- **Your objective**
Of all the lines in the records below, how many hold the word "marker"? Give the number alone.

- **Raw records**
┌──

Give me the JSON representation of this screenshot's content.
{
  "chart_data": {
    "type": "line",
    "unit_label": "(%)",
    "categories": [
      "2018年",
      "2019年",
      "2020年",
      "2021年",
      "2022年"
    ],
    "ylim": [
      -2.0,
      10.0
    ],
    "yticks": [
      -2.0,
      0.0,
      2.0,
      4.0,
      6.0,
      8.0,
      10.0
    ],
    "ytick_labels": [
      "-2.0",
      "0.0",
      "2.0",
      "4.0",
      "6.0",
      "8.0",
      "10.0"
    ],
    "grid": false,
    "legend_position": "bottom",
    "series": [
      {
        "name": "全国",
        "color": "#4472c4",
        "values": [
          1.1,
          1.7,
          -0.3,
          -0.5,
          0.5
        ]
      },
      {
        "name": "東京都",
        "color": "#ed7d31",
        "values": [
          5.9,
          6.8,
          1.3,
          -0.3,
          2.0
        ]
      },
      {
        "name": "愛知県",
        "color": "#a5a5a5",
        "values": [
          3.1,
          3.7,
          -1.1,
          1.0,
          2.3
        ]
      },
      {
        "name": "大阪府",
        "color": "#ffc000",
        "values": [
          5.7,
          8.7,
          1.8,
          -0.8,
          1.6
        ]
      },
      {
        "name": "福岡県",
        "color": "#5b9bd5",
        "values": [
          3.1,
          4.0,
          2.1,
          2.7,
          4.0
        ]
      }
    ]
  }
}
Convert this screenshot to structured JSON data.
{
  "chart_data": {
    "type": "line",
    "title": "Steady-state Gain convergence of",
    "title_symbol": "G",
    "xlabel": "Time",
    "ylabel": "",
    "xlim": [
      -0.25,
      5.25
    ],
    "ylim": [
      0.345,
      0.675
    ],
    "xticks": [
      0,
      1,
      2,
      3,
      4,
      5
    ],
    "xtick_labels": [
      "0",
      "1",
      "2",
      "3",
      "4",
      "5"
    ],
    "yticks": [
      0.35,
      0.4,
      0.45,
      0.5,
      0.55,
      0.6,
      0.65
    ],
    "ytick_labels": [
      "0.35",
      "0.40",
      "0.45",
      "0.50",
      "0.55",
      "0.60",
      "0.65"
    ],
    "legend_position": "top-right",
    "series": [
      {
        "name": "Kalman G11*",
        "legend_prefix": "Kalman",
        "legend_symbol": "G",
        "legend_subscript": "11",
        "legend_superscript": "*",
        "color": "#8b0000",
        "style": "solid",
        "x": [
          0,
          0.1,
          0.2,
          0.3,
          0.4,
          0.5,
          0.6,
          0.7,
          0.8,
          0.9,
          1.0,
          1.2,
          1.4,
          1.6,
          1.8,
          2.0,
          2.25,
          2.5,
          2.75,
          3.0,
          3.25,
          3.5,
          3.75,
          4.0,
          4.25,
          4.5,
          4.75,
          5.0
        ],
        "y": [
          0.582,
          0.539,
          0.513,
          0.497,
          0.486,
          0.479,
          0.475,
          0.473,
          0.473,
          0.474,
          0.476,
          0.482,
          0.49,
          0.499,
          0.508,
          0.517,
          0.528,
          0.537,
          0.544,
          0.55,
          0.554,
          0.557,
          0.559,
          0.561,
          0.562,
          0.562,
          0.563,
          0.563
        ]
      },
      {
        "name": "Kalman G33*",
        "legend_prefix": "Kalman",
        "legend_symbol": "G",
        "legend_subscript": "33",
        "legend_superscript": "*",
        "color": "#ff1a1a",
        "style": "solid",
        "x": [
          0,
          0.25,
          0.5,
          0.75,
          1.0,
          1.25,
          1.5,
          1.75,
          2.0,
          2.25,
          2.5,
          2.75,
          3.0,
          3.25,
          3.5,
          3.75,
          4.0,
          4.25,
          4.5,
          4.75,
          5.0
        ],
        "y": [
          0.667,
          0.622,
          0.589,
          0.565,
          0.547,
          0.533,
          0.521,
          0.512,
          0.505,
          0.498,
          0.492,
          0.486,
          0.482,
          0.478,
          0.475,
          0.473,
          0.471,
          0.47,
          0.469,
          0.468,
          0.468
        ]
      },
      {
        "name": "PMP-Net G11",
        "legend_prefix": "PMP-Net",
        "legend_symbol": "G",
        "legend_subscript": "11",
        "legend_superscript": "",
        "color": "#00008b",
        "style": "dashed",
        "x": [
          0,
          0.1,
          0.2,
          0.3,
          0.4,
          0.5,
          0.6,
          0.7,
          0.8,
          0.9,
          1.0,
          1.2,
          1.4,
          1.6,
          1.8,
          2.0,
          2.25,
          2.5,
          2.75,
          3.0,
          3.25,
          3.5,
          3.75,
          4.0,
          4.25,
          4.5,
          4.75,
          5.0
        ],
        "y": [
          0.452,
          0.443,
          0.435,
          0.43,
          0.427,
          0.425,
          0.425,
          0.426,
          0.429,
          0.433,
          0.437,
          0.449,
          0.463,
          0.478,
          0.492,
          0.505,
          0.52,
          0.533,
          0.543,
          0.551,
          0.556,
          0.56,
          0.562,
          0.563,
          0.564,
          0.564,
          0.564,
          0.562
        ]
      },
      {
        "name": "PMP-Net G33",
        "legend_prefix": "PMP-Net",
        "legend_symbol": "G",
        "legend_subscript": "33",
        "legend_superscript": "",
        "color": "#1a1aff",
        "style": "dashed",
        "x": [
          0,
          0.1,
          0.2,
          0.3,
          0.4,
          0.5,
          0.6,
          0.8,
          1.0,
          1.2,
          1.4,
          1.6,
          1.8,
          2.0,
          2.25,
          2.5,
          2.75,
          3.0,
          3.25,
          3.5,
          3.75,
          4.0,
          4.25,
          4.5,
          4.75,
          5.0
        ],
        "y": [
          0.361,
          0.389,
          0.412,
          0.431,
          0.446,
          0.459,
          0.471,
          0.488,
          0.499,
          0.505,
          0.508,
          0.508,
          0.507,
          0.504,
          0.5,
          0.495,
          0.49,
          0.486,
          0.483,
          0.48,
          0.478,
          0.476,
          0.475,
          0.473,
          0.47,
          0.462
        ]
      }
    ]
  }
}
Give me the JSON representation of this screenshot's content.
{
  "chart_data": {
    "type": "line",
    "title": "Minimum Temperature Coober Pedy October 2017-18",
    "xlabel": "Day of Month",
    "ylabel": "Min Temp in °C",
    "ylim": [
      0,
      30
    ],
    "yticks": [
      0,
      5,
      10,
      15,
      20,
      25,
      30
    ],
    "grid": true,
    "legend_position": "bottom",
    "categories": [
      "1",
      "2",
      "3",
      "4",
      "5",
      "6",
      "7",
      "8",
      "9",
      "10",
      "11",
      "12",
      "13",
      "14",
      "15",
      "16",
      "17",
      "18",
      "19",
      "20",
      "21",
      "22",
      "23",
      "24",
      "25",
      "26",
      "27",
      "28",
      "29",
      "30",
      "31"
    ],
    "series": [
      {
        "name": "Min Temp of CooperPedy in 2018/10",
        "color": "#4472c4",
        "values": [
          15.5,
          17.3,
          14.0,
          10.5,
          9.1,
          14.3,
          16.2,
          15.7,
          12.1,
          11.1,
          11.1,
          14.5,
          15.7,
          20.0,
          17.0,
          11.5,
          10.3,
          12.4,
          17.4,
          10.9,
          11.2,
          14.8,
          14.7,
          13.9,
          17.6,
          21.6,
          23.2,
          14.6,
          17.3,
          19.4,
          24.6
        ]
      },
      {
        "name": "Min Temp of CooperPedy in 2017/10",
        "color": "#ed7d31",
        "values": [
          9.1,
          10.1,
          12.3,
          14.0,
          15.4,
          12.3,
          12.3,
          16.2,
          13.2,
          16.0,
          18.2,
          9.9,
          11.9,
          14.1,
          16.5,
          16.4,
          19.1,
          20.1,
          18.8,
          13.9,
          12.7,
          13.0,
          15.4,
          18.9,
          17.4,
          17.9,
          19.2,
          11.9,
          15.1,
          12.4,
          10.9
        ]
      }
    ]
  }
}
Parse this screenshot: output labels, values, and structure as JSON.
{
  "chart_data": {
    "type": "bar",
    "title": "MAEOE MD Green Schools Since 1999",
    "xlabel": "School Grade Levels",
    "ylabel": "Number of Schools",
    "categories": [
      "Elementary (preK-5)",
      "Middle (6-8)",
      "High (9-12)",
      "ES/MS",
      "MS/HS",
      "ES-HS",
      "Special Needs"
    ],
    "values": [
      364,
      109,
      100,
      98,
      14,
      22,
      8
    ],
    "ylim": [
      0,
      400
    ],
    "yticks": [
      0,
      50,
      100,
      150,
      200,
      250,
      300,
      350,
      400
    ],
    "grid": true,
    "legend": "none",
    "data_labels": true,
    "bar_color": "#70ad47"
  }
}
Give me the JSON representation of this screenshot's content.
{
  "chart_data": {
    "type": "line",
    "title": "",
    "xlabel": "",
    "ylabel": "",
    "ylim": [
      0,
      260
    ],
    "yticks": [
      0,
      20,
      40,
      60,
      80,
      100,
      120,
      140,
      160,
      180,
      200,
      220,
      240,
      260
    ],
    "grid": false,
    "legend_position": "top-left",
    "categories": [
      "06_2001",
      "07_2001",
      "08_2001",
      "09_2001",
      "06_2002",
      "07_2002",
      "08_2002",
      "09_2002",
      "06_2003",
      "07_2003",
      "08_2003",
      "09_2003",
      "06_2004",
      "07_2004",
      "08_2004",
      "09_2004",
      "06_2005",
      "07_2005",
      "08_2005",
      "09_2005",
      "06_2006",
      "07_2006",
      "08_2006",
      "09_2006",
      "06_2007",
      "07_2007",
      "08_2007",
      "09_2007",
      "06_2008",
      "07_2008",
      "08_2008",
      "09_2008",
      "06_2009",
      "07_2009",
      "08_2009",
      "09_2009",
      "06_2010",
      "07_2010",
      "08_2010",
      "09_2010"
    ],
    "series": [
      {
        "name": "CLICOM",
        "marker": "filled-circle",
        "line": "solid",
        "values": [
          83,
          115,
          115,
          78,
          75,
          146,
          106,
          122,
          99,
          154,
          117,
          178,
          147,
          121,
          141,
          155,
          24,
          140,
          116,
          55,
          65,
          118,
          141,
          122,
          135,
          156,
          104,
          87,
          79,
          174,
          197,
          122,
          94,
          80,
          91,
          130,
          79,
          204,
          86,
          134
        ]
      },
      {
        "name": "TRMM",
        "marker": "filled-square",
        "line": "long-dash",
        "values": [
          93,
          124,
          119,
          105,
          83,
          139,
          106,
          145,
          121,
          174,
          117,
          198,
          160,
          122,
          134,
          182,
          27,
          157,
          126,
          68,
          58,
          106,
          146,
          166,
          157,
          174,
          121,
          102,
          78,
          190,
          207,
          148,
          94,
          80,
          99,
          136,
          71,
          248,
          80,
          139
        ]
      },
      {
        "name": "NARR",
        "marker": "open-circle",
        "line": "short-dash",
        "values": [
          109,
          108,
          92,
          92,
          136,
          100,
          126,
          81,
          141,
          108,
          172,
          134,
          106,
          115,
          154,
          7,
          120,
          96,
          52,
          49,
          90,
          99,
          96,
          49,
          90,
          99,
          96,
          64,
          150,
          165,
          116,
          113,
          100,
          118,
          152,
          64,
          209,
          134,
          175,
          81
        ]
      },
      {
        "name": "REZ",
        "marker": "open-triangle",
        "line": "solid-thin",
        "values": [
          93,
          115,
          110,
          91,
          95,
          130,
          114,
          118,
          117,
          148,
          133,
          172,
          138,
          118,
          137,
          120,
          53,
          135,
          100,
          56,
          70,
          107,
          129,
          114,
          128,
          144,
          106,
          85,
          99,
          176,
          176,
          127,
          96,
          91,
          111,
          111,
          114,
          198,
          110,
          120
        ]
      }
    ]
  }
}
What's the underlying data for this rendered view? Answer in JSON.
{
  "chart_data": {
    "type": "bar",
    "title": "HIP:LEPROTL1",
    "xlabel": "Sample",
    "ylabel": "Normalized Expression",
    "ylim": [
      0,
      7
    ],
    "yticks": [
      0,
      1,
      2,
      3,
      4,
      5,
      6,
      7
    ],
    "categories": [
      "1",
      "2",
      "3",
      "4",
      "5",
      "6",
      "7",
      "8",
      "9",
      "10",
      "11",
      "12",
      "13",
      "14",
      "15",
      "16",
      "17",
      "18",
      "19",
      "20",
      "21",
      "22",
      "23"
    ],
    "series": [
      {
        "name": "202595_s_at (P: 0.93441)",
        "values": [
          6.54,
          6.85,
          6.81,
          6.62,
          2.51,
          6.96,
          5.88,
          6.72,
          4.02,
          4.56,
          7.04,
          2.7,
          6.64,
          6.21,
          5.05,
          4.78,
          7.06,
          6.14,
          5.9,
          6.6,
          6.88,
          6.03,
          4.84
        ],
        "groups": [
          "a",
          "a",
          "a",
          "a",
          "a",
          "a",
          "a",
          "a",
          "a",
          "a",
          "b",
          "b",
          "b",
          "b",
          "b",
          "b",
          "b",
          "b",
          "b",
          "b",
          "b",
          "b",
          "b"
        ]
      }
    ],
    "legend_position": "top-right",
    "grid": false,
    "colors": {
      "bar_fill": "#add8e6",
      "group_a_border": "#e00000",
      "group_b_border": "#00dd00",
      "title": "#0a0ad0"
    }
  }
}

└──

- **Finished answer**
4